GIVEN ENTRIES>

━━━━━━━━

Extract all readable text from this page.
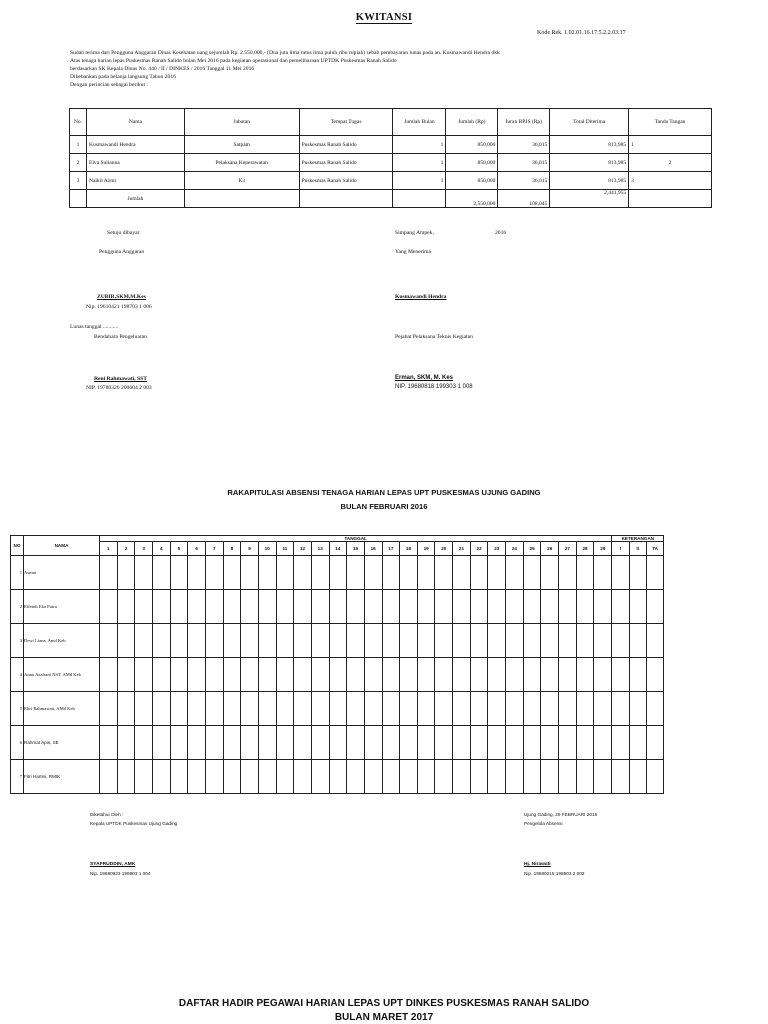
KWITANSI
Kode Rek. 1.02.01.16.17.5.2.2.03.17
Sudah terima dari Pengguna Anggaran Dinas Kesehatan uang sejumlah Rp. 2.550.000,- (Dua juta lima ratus lima puluh ribu rupiah) sebab pembayaran lunas pada an. Kusmawandi Hendra dkk
Atas tenaga harian lepas Puskesmas Ranah Salido bulan Mei 2016 pada kegiatan operasional dan pemeliharaan UPTDK Puskesmas Ranah Salido
berdasarkan SK Kepala Dinas No. 440 / II / DINKES / 2016 Tanggal 11 Mei 2016
Dibebankan pada belanja langsung Tahun 2016
Dengan perincian sebagai berikut :
No.	Nama	Jabatan	Tempat Tugas	Jumlah Bulan	Jumlah (Rp)	Iuran BPJS (Rp)	Total Diterima	Tanda Tangan
1	Kusmawandi Hendra	Satpam	Puskesmas Ranah Salido	1	850,000	36,015	813,985	1
2	Elva Sulianna	Pelaksana Keperawatan	Puskesmas Ranah Salido	1	850,000	36,015	813,985	2
3	Naikil Azmi	K3	Puskesmas Ranah Salido	1	850,000	36,015	813,985	3
	Jumlah				2,550,000	108,045	2,441,955	
Setuju dibayar
Pengguna Anggaran
Simpang Ampek,	2016
Yang Menerima
ZUBIR,SKM,M.Kes
Nip. 19610421 198703 1 006
Kusmawandi Hendra
Lunas tanggal ...........
Bendahara Pengeluaran	Pejabat Pelaksana Teknis Kegiatan
Reni Rahmawati, SST
NIP. 19780326 200604 2 003
Erman, SKM, M. Kes
NIP. 19680818 199303 1 008
RAKAPITULASI ABSENSI TENAGA HARIAN LEPAS UPT PUSKESMAS UJUNG GADING
BULAN FEBRUARI 2016
NO	NAMA	TANGGAL																													KETERANGAN		
		1	2	3	4	5	6	7	8	9	10	11	12	13	14	15	16	17	18	19	20	21	22	23	24	25	26	27	28	29	I	S	TA
1	Asmni																																
2	Effendi Eka Putra																																
3	Dewi Liana, Amd Keb																																
4	Annu Azalrani NST, AMd Keb																																
5	Eltri Rahmawati, AMd Keb																																
6	Rahmat Apis, SE																																
7	Fitri Hartini, RMIK																																
Diketahui Oleh :
Kepala UPTDK Puskesmas Ujung Gading
Ujung Gading, 29 FEBRUARI 2016
Pengelola Absensi
SYAFRUDDIN, AMK
Nip. 19680923 199803 1 004
Hj. Nirawati
Nip. 19580215 198503 2 002
DAFTAR HADIR PEGAWAI HARIAN LEPAS UPT DINKES PUSKESMAS RANAH SALIDO
BULAN MARET 2017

━━━━━━━━

DIRECTIONS>
Quote every record above exactly, omitting any pictures they contain.

TASK OUTPUT>
Extract all readable text from this page.
KWITANSI
Kode Rek. 1.02.01.16.17.5.2.2.03.17
Sudah terima dari Pengguna Anggaran Dinas Kesehatan uang sejumlah Rp. 2.550.000,- (Dua juta lima ratus lima puluh ribu rupiah) sebab pembayaran lunas pada an. Kusmawandi Hendra dkk
Atas tenaga harian lepas Puskesmas Ranah Salido bulan Mei 2016 pada kegiatan operasional dan pemeliharaan UPTDK Puskesmas Ranah Salido
berdasarkan SK Kepala Dinas No. 440 / II / DINKES / 2016 Tanggal 11 Mei 2016
Dibebankan pada belanja langsung Tahun 2016
Dengan perincian sebagai berikut :
No.	Nama	Jabatan	Tempat Tugas	Jumlah Bulan	Jumlah (Rp)	Iuran BPJS (Rp)	Total Diterima	Tanda Tangan
1	Kusmawandi Hendra	Satpam	Puskesmas Ranah Salido	1	850,000	36,015	813,985	1
2	Elva Sulianna	Pelaksana Keperawatan	Puskesmas Ranah Salido	1	850,000	36,015	813,985	2
3	Naikil Azmi	K3	Puskesmas Ranah Salido	1	850,000	36,015	813,985	3
	Jumlah				2,550,000	108,045	2,441,955	
Setuju dibayar
Pengguna Anggaran
Simpang Ampek,	2016
Yang Menerima
ZUBIR,SKM,M.Kes
Nip. 19610421 198703 1 006
Kusmawandi Hendra
Lunas tanggal ...........
Bendahara Pengeluaran	Pejabat Pelaksana Teknis Kegiatan
Reni Rahmawati, SST
NIP. 19780326 200604 2 003
Erman, SKM, M. Kes
NIP. 19680818 199303 1 008
RAKAPITULASI ABSENSI TENAGA HARIAN LEPAS UPT PUSKESMAS UJUNG GADING
BULAN FEBRUARI 2016
NO	NAMA	TANGGAL																													KETERANGAN		
		1	2	3	4	5	6	7	8	9	10	11	12	13	14	15	16	17	18	19	20	21	22	23	24	25	26	27	28	29	I	S	TA
1	Asmni																																
2	Effendi Eka Putra																																
3	Dewi Liana, Amd Keb																																
4	Annu Azalrani NST, AMd Keb																																
5	Eltri Rahmawati, AMd Keb																																
6	Rahmat Apis, SE																																
7	Fitri Hartini, RMIK																																
Diketahui Oleh :
Kepala UPTDK Puskesmas Ujung Gading
Ujung Gading, 29 FEBRUARI 2016
Pengelola Absensi
SYAFRUDDIN, AMK
Nip. 19680923 199803 1 004
Hj. Nirawati
Nip. 19580215 198503 2 002
DAFTAR HADIR PEGAWAI HARIAN LEPAS UPT DINKES PUSKESMAS RANAH SALIDO
BULAN MARET 2017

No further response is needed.